**PROVIDED TEXT**:

Operation “zeros out” entries after index \(j\).

Gauss transformations

Write as \(M^{(j)} = I - \tau_j e_j^T\).

  • Interpretation of \(M^{(j)} v\): subtract \((\tau_{j})_k v_j\) from \(v_k\), \(k > j\).
  • Interpretation of \((M^{(j)})^{-1} v\): add \((\tau_{j})_k v_j\) to \(v_k\), \(k > j\)
  • Note: \((M^{(j)})^{-1} = I + \tau_j e_j^T\)

Q: Why is \((I + \tau_j e_j^T) (I - \tau_j e_j^T) = I\)?

Gaussian elimination

  • Apply Gauss transforms to \(A\) to “zero out” subdiagonals
  • Transformed matrix is upper triangular (\(U\))
  • (Inverse) transforms into unit lower triangular \(L\)
  • Result: \(A = LU\)

**GIVEN INFORMATION**:
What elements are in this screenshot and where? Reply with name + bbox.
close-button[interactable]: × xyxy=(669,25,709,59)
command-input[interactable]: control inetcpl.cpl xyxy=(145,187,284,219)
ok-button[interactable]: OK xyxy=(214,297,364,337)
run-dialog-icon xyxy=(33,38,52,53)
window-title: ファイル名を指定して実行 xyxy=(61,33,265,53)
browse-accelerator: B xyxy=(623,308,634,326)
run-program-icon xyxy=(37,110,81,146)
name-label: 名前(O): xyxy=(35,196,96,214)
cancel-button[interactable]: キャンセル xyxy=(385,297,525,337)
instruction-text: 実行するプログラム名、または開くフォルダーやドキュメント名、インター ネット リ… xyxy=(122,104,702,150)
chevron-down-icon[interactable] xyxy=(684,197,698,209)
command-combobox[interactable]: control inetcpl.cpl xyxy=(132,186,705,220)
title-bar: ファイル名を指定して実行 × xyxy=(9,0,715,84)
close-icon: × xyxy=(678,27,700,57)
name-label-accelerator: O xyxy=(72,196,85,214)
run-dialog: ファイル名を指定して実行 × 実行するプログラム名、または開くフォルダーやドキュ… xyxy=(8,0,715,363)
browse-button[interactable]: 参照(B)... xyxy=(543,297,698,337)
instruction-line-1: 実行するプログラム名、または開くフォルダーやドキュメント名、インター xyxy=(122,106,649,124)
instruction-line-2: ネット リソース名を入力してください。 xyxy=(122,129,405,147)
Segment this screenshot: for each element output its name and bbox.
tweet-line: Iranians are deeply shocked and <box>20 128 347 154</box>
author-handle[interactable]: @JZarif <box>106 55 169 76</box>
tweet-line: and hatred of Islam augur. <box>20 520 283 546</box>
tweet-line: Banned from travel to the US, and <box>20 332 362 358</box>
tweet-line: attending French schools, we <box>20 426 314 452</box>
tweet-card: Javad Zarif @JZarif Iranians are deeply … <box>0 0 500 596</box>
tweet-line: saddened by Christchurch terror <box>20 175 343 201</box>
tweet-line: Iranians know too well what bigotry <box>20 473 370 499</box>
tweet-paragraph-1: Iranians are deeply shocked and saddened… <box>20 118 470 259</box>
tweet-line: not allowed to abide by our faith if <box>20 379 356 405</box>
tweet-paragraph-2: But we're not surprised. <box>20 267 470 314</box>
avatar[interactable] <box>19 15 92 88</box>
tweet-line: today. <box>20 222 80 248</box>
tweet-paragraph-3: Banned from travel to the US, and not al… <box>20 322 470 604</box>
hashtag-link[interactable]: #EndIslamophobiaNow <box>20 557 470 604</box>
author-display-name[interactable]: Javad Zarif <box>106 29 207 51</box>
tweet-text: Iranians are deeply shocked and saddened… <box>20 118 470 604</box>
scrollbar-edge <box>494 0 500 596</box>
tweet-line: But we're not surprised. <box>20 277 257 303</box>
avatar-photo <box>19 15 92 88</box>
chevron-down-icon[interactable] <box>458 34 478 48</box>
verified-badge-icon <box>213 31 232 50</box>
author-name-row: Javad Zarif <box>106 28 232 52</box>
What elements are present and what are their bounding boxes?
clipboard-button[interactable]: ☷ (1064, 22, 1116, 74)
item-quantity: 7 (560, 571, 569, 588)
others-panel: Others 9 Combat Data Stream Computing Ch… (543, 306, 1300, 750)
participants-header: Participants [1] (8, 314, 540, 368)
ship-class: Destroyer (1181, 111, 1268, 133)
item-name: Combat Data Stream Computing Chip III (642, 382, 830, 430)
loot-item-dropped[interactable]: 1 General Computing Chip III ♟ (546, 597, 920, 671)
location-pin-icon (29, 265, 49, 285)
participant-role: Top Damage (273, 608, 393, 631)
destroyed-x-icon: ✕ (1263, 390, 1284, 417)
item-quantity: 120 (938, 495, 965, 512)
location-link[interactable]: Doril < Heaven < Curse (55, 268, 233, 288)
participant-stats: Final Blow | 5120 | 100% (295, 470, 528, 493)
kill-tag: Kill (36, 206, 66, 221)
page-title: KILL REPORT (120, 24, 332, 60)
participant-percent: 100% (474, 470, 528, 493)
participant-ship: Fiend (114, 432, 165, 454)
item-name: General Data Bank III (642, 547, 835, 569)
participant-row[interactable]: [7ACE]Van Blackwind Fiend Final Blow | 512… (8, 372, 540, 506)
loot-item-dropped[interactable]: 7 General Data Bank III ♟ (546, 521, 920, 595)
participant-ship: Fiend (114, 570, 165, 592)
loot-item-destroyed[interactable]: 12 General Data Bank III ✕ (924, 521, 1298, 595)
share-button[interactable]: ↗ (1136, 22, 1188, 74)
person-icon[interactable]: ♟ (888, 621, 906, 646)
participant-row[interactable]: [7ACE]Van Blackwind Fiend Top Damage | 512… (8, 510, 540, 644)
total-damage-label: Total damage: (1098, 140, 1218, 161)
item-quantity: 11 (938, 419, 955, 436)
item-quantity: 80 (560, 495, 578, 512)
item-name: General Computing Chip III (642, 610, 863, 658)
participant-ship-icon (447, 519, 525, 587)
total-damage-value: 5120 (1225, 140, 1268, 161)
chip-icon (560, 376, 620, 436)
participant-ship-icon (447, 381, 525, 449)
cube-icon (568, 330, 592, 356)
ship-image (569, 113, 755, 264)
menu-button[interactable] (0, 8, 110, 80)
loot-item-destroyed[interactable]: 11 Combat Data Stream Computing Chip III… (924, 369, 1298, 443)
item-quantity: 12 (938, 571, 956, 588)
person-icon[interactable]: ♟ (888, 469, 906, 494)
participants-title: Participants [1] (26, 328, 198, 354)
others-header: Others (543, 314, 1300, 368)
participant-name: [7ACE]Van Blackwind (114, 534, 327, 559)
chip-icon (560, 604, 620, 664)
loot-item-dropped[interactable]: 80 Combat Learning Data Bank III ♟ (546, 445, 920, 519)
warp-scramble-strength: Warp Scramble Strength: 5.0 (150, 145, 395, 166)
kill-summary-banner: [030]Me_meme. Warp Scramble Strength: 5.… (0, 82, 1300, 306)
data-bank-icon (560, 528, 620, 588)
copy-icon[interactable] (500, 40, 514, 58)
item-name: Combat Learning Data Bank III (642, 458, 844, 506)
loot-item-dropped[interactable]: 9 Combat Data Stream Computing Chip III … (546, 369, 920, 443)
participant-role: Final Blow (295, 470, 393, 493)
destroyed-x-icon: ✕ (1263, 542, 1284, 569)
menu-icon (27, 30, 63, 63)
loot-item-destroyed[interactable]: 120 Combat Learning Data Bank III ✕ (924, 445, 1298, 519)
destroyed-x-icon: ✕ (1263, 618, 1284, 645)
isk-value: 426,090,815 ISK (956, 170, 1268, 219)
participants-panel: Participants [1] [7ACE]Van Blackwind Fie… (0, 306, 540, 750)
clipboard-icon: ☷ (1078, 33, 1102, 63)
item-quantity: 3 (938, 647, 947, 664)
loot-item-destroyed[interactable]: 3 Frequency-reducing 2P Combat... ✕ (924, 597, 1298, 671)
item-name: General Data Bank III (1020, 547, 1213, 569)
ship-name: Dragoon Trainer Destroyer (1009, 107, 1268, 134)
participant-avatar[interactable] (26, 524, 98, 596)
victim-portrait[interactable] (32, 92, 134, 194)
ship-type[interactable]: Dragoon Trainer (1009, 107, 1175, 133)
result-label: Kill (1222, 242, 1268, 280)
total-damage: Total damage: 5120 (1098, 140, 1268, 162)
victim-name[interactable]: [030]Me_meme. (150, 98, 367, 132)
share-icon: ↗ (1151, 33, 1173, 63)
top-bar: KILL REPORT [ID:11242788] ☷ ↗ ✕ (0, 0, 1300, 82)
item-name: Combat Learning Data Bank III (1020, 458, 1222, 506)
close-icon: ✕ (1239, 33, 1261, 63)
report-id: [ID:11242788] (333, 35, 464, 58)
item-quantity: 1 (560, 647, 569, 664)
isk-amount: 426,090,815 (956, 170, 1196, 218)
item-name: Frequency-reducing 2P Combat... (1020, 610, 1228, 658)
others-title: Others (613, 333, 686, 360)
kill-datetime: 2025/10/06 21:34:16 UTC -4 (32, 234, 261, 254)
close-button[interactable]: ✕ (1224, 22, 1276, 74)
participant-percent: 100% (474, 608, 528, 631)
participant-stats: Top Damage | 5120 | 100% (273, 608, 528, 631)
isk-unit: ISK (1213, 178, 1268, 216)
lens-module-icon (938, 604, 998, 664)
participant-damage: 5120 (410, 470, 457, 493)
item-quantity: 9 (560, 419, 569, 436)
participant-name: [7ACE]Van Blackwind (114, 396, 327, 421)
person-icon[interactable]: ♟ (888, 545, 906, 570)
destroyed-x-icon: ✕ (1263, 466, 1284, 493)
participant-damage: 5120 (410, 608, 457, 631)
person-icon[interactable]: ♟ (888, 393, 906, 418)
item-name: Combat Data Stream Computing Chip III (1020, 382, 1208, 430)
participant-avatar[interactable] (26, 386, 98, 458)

**EXERCISE OBJECTIVE**: In the notes on Gauss transformations, list every bullet point under the heading "Gaussian elimination". You can complete this without the entries.

**FINISHED EXERCISE**:
- Apply Gauss transforms to \(A\) to “zero out” subdiagonals
- Transformed matrix is upper triangular (\(U\))
- (Inverse) transforms into unit lower triangular \(L\)
- Result: \(A = LU\)